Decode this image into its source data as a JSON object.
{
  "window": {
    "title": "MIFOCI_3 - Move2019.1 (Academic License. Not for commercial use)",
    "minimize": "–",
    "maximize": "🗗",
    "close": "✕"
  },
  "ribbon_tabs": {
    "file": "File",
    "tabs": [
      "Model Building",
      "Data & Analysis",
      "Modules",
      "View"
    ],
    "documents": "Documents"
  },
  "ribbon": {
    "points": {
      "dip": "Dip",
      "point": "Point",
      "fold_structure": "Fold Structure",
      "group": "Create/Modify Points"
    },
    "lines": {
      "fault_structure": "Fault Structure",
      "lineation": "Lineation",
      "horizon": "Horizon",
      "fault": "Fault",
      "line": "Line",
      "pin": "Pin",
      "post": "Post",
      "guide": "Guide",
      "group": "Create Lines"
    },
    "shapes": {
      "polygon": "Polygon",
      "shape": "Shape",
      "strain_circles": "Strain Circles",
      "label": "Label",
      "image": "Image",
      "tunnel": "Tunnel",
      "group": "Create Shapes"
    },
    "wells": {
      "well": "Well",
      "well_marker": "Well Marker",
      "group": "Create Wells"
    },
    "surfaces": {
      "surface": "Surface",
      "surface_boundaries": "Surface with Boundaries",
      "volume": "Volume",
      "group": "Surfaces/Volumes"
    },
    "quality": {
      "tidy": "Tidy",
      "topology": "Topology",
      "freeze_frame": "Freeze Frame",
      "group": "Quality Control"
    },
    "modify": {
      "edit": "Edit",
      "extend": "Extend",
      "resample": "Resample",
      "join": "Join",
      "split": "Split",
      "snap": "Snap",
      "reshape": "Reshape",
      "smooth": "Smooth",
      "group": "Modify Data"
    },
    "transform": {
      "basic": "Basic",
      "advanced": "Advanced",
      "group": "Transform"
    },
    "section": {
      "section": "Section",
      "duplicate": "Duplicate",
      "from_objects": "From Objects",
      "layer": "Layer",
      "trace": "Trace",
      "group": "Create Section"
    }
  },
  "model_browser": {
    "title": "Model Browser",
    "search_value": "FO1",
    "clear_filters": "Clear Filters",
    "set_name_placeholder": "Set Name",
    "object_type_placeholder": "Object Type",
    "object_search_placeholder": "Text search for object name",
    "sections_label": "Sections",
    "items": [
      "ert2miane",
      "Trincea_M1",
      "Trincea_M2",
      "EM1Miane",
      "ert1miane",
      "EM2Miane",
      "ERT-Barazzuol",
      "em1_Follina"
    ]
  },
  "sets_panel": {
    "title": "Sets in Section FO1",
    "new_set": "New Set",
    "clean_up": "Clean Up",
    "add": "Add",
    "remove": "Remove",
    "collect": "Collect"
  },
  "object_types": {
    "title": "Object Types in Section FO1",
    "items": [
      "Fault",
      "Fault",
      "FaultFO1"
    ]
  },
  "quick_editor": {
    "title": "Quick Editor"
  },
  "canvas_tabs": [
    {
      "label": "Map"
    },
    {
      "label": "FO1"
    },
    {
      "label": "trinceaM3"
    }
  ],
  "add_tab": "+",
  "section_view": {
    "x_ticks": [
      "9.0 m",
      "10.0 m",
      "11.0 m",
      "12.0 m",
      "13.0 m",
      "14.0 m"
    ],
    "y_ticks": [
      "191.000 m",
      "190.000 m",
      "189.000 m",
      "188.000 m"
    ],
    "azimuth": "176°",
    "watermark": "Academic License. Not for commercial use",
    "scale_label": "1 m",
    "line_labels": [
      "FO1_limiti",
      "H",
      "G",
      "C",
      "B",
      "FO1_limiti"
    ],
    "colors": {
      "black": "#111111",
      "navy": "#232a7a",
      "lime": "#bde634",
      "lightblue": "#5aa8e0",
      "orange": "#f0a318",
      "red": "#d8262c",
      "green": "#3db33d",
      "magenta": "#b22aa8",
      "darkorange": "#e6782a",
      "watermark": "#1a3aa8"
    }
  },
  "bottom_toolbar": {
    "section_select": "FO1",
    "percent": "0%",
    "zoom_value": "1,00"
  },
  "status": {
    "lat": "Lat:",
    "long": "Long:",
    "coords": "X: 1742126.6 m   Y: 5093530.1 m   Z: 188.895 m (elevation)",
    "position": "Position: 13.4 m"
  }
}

####

DIRECTION = Give back the whole listing, word for word.

ANSWER TO THE PROBLEM =
Decode this image into its source data as a JSON object.
{
  "window": {
    "title": "MIFOCI_3 - Move2019.1 (Academic License. Not for commercial use)",
    "minimize": "–",
    "maximize": "🗗",
    "close": "✕"
  },
  "ribbon_tabs": {
    "file": "File",
    "tabs": [
      "Model Building",
      "Data & Analysis",
      "Modules",
      "View"
    ],
    "documents": "Documents"
  },
  "ribbon": {
    "points": {
      "dip": "Dip",
      "point": "Point",
      "fold_structure": "Fold Structure",
      "group": "Create/Modify Points"
    },
    "lines": {
      "fault_structure": "Fault Structure",
      "lineation": "Lineation",
      "horizon": "Horizon",
      "fault": "Fault",
      "line": "Line",
      "pin": "Pin",
      "post": "Post",
      "guide": "Guide",
      "group": "Create Lines"
    },
    "shapes": {
      "polygon": "Polygon",
      "shape": "Shape",
      "strain_circles": "Strain Circles",
      "label": "Label",
      "image": "Image",
      "tunnel": "Tunnel",
      "group": "Create Shapes"
    },
    "wells": {
      "well": "Well",
      "well_marker": "Well Marker",
      "group": "Create Wells"
    },
    "surfaces": {
      "surface": "Surface",
      "surface_boundaries": "Surface with Boundaries",
      "volume": "Volume",
      "group": "Surfaces/Volumes"
    },
    "quality": {
      "tidy": "Tidy",
      "topology": "Topology",
      "freeze_frame": "Freeze Frame",
      "group": "Quality Control"
    },
    "modify": {
      "edit": "Edit",
      "extend": "Extend",
      "resample": "Resample",
      "join": "Join",
      "split": "Split",
      "snap": "Snap",
      "reshape": "Reshape",
      "smooth": "Smooth",
      "group": "Modify Data"
    },
    "transform": {
      "basic": "Basic",
      "advanced": "Advanced",
      "group": "Transform"
    },
    "section": {
      "section": "Section",
      "duplicate": "Duplicate",
      "from_objects": "From Objects",
      "layer": "Layer",
      "trace": "Trace",
      "group": "Create Section"
    }
  },
  "model_browser": {
    "title": "Model Browser",
    "search_value": "FO1",
    "clear_filters": "Clear Filters",
    "set_name_placeholder": "Set Name",
    "object_type_placeholder": "Object Type",
    "object_search_placeholder": "Text search for object name",
    "sections_label": "Sections",
    "items": [
      "ert2miane",
      "Trincea_M1",
      "Trincea_M2",
      "EM1Miane",
      "ert1miane",
      "EM2Miane",
      "ERT-Barazzuol",
      "em1_Follina"
    ]
  },
  "sets_panel": {
    "title": "Sets in Section FO1",
    "new_set": "New Set",
    "clean_up": "Clean Up",
    "add": "Add",
    "remove": "Remove",
    "collect": "Collect"
  },
  "object_types": {
    "title": "Object Types in Section FO1",
    "items": [
      "Fault",
      "Fault",
      "FaultFO1"
    ]
  },
  "quick_editor": {
    "title": "Quick Editor"
  },
  "canvas_tabs": [
    {
      "label": "Map"
    },
    {
      "label": "FO1"
    },
    {
      "label": "trinceaM3"
    }
  ],
  "add_tab": "+",
  "section_view": {
    "x_ticks": [
      "9.0 m",
      "10.0 m",
      "11.0 m",
      "12.0 m",
      "13.0 m",
      "14.0 m"
    ],
    "y_ticks": [
      "191.000 m",
      "190.000 m",
      "189.000 m",
      "188.000 m"
    ],
    "azimuth": "176°",
    "watermark": "Academic License. Not for commercial use",
    "scale_label": "1 m",
    "line_labels": [
      "FO1_limiti",
      "H",
      "G",
      "C",
      "B",
      "FO1_limiti"
    ],
    "colors": {
      "black": "#111111",
      "navy": "#232a7a",
      "lime": "#bde634",
      "lightblue": "#5aa8e0",
      "orange": "#f0a318",
      "red": "#d8262c",
      "green": "#3db33d",
      "magenta": "#b22aa8",
      "darkorange": "#e6782a",
      "watermark": "#1a3aa8"
    }
  },
  "bottom_toolbar": {
    "section_select": "FO1",
    "percent": "0%",
    "zoom_value": "1,00"
  },
  "status": {
    "lat": "Lat:",
    "long": "Long:",
    "coords": "X: 1742126.6 m   Y: 5093530.1 m   Z: 188.895 m (elevation)",
    "position": "Position: 13.4 m"
  }
}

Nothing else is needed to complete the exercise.